**Arbeitsanweisungen:**
**A.** Was baut der Mann aus der Parabel, die im Seitenauszug nacherzählt wird, in seiner Freizeit gern?
**B.** Gib aus dem Seitenauszug den Teil wörtlich aus, der mit den Worten „Ich muss mal“ anfängt und mit „Nie wieder Holzschiffe.“ aufhört.
**C.** Fasse den Absatz im Seitenauszug, der mit „Ich halte das Buch in Händen“ beginnt, kürzer zusammen und behalte dabei seine wesentlichen Aussagen bei.

**Seitenauszug:**
*-*-*

Ich muss mal …
Vor einiger Zeit stolperte ich über eine illustrierte Parabel für Erwachsene (ja, so eine wie “Agathes Kreise”! www.agatheskreise.at). Die Geschichte ließ mich ziemlich verwirrt zurück, und zwar dermaßen, dass sie mir trotz meiner erheblichen Vergesslichkeit in Erinnerung blieb. Sie geht so: Ein Mann baut in seiner Freizeit gerne kleine Holzschiffe. Er baut sie dermaßen gut, dass viele Menschen darauf aufmerksam werden. Er ist traurig, dass er so wenig Zeit für sein geliebtes Hobby hat, und beschließt, seinen Beruf sein zu lassen und nur noch Holzschiffe zu bauen, denn er weiß: Was man gern macht, macht man gut. Und das tut er auch: Er macht sie gern und gut. Doch eines Tages baut er das schönste und beste Holzschiff, das er je gebaut hat, schickt es hinaus aufs Meer und aus. Nie wieder Holzschiffe.
Ich halte das Buch in Händen und bin verwirrt. Öh … hä? Was will mir diese Parabel gleich nochmal sagen? Tu NICHT, was Du tun möchtest? Folge NICHT dem vielzitierten “Herzen”? Bullshit, bitte, welcher Nerd denkt sich sowas aus? 10 Regalmeter Lebenshilfebuchbranche bei Thalia irren nicht! Ganz klar, das Buch ist nicht mehr wert als der läppische Euro, um den es verschleudert wird. Es ist wunderschön illustriert, aber wer stellt sich schon diese Papier gewordene Depression ins Regal?

*-*-*

**Vorliegendes Material:**
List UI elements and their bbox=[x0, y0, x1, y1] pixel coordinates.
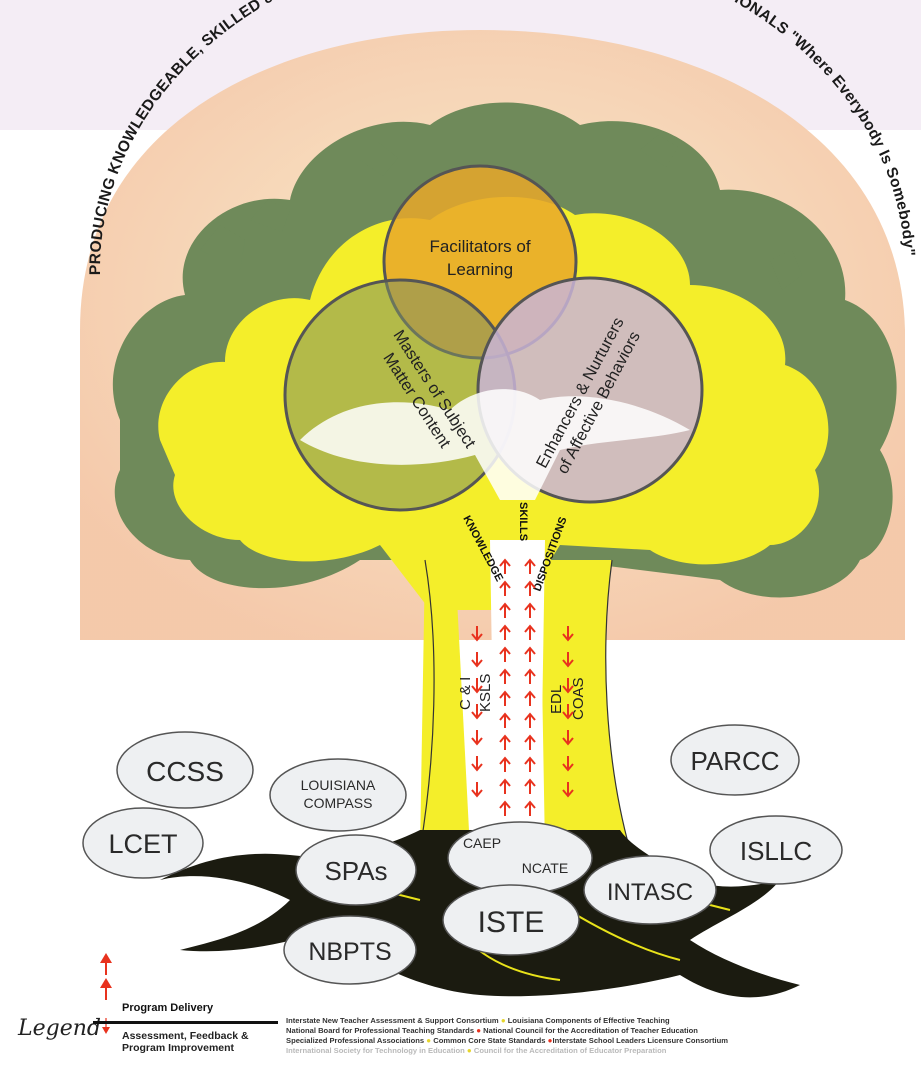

*-*-*

**Ergebnisse:**
**A.** Kleine Holzschiffe.

**B.**
Ich muss mal …
Vor einiger Zeit stolperte ich über eine illustrierte Parabel für Erwachsene (ja, so eine wie “Agathes Kreise”! www.agatheskreise.at). Die Geschichte ließ mich ziemlich verwirrt zurück, und zwar dermaßen, dass sie mir trotz meiner erheblichen Vergesslichkeit in Erinnerung blieb. Sie geht so: Ein Mann baut in seiner Freizeit gerne kleine Holzschiffe. Er baut sie dermaßen gut, dass viele Menschen darauf aufmerksam werden. Er ist traurig, dass er so wenig Zeit für sein geliebtes Hobby hat, und beschließt, seinen Beruf sein zu lassen und nur noch Holzschiffe zu bauen, denn er weiß: Was man gern macht, macht man gut. Und das tut er auch: Er macht sie gern und gut. Doch eines Tages baut er das schönste und beste Holzschiff, das er je gebaut hat, schickt es hinaus aufs Meer und aus. Nie wieder Holzschiffe.

**C.** Ich halte das Buch verwirrt in Händen und frage mich, ob die Parabel sagen will, man solle nicht tun, was man möchte, und nicht dem „Herzen“ folgen. Das halte ich für Unsinn, denn zehn Regalmeter Lebenshilfebücher bei Thalia können nicht irren. Das Buch ist nicht mehr wert als den Euro, zu dem es verschleudert wird. Es ist zwar wunderschön illustriert, doch wer stellt sich diese „Papier gewordene Depression“ schon ins Regal?